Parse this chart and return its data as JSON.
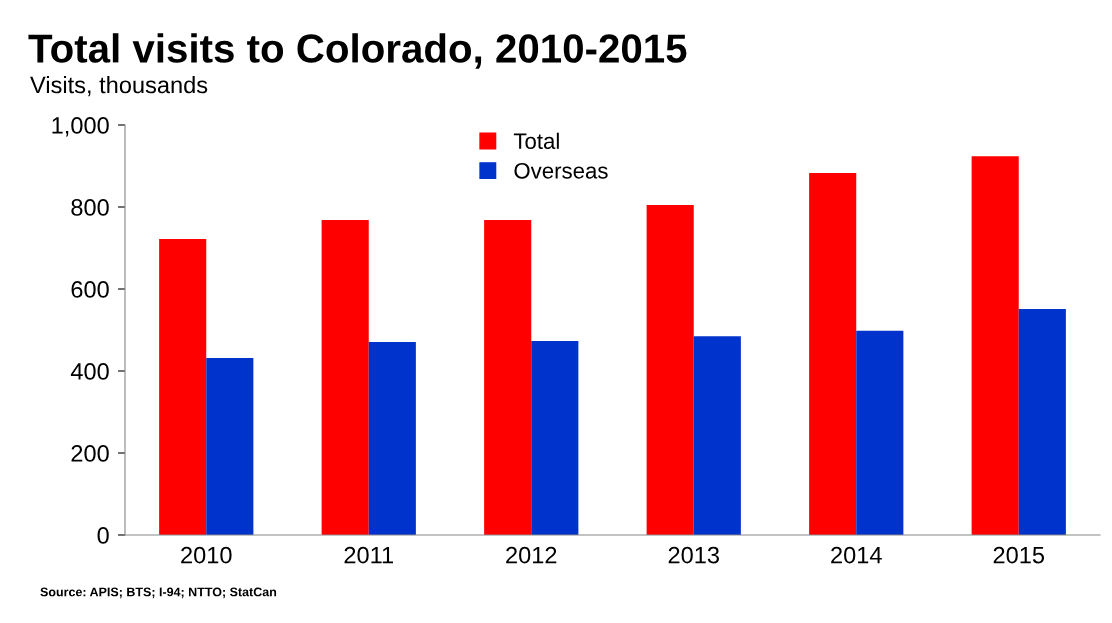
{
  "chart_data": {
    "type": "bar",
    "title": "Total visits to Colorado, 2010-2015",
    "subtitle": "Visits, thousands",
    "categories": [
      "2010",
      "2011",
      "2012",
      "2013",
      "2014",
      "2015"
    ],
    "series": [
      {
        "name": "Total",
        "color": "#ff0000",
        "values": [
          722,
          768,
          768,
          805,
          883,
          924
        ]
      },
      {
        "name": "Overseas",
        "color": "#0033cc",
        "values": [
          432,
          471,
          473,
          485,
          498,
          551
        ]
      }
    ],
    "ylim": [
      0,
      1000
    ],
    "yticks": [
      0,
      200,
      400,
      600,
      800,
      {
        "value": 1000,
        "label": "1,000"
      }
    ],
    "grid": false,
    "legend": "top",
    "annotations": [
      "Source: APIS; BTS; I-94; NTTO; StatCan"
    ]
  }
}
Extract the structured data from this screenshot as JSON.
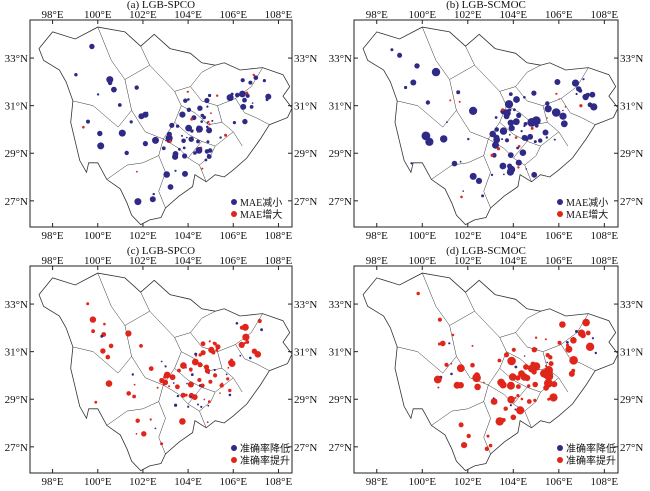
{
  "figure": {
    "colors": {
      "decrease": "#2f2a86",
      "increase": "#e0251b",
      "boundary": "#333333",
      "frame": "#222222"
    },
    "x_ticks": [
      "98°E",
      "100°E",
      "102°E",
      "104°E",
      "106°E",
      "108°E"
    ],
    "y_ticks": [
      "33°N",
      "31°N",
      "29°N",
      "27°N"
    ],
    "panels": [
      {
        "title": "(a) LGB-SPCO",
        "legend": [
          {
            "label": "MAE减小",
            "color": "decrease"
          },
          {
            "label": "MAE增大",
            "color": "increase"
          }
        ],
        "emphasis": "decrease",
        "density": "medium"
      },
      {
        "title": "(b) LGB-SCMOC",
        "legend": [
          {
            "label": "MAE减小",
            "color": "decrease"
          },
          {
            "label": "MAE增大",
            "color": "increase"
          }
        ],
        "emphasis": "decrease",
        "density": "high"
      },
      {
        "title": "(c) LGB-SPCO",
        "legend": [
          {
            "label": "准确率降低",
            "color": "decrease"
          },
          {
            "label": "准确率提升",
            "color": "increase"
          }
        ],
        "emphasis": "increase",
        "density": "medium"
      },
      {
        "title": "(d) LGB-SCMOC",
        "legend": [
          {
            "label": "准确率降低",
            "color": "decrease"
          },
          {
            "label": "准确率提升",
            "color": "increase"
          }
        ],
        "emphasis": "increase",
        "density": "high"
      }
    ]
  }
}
────────────────────────────────────────
To be done:
Find every line in the records above that holds the word "this", and copy each one.

Expected answer:
Parse this chart and return its data as JSON.
Extract the structured data from this screenshot as JSON.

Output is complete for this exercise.